Dataset entries:
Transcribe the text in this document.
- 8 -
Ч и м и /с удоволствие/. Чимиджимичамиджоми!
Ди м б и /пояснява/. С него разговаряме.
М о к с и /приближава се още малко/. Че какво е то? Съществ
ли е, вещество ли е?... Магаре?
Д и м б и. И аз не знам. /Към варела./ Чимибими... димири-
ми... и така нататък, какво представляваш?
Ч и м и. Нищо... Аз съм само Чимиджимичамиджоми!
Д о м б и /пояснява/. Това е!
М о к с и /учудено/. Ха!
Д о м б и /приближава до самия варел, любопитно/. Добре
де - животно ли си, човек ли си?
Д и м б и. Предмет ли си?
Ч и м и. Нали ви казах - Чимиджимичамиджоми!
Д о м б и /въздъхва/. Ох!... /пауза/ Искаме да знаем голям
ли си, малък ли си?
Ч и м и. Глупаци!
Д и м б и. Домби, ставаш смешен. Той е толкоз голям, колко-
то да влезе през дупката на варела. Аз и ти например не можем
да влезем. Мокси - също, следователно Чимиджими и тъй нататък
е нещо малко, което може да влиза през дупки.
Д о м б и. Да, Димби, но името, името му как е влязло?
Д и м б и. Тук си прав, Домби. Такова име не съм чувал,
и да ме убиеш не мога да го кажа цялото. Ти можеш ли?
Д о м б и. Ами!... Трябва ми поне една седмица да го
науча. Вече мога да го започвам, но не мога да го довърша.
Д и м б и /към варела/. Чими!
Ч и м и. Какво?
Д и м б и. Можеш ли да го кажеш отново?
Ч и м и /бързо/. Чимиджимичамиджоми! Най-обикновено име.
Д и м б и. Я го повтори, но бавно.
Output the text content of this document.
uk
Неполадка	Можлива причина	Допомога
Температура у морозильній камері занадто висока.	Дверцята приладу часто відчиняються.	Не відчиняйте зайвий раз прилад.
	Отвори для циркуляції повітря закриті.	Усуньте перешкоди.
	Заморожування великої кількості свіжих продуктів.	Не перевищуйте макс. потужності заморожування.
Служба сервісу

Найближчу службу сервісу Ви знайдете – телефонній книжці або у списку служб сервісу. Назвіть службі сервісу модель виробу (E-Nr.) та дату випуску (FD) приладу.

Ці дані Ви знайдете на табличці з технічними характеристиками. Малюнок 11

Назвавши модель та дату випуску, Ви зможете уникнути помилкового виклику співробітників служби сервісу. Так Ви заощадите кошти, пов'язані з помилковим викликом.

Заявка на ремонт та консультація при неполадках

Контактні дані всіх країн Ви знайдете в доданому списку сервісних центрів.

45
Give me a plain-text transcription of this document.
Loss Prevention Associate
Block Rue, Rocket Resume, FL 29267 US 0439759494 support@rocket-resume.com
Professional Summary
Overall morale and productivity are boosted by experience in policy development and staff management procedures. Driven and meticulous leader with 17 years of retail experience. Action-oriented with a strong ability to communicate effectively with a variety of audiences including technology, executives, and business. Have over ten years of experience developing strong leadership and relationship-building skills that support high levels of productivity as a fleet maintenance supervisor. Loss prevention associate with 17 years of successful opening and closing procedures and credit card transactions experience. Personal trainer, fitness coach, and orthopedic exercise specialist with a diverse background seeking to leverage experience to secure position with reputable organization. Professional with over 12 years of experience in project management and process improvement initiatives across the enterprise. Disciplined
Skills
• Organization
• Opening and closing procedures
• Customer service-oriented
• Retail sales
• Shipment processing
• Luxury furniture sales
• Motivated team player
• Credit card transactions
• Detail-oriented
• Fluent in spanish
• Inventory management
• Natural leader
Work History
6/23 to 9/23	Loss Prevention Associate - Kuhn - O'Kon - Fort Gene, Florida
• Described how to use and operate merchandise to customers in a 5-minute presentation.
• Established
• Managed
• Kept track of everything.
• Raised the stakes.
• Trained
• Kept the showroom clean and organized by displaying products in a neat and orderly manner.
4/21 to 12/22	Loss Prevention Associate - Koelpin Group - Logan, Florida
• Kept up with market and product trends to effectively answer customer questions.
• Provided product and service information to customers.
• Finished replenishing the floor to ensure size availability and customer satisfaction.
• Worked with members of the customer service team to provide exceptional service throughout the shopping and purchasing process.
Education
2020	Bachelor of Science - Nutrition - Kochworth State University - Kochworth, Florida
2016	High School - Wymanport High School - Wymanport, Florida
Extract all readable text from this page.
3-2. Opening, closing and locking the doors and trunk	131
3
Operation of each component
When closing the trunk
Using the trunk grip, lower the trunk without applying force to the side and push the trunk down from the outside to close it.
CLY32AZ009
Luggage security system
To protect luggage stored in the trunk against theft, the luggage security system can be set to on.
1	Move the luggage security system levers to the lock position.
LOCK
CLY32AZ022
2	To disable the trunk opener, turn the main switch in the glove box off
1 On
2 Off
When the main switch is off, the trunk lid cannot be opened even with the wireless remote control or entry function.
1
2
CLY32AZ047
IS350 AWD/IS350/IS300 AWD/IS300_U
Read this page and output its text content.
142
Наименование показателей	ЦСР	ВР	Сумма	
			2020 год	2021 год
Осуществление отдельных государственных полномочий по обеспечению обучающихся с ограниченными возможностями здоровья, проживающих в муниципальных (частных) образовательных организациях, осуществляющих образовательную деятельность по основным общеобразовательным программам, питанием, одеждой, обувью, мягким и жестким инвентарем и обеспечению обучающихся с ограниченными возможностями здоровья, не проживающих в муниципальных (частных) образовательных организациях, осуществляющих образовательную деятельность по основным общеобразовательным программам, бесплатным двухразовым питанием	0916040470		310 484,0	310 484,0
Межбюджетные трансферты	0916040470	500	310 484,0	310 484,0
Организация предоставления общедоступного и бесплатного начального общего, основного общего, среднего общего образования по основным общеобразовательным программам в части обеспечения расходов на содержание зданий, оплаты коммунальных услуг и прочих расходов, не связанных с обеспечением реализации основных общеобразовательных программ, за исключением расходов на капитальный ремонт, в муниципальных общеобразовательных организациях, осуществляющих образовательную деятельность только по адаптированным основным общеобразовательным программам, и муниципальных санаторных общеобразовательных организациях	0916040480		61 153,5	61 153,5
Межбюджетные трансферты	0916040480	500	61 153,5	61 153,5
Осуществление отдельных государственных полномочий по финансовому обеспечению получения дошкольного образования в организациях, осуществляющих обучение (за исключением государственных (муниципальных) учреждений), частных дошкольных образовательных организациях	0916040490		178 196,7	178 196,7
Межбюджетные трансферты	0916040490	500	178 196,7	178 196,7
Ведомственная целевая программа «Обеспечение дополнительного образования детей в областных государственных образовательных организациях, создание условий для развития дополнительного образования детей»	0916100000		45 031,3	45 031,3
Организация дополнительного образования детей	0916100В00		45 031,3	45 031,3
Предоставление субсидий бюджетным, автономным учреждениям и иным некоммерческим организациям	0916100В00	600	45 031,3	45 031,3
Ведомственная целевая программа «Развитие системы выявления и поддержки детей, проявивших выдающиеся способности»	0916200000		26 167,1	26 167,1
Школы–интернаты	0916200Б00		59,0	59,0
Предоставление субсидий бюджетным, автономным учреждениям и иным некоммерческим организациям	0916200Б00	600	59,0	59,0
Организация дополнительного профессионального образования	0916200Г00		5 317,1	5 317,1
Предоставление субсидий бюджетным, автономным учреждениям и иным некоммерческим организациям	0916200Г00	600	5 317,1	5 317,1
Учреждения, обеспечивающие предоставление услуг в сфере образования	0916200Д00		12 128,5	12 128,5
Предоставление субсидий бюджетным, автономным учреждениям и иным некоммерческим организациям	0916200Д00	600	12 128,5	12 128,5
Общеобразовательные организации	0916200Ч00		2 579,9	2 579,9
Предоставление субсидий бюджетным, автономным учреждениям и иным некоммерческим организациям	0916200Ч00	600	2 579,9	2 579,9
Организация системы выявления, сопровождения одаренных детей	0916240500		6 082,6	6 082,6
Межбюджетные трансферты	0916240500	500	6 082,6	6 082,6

Goal:
Collect each line of the entries that has the word "сервісу", copying it in full.

Exercise result:
Служба сервісу
Найближчу службу сервісу Ви знайдете – телефонній книжці або у списку служб сервісу. Назвіть службі сервісу модель виробу (E-Nr.) та дату випуску (FD) приладу.
Назвавши модель та дату випуску, Ви зможете уникнути помилкового виклику співробітників служби сервісу. Так Ви заощадите кошти, пов'язані з помилковим викликом.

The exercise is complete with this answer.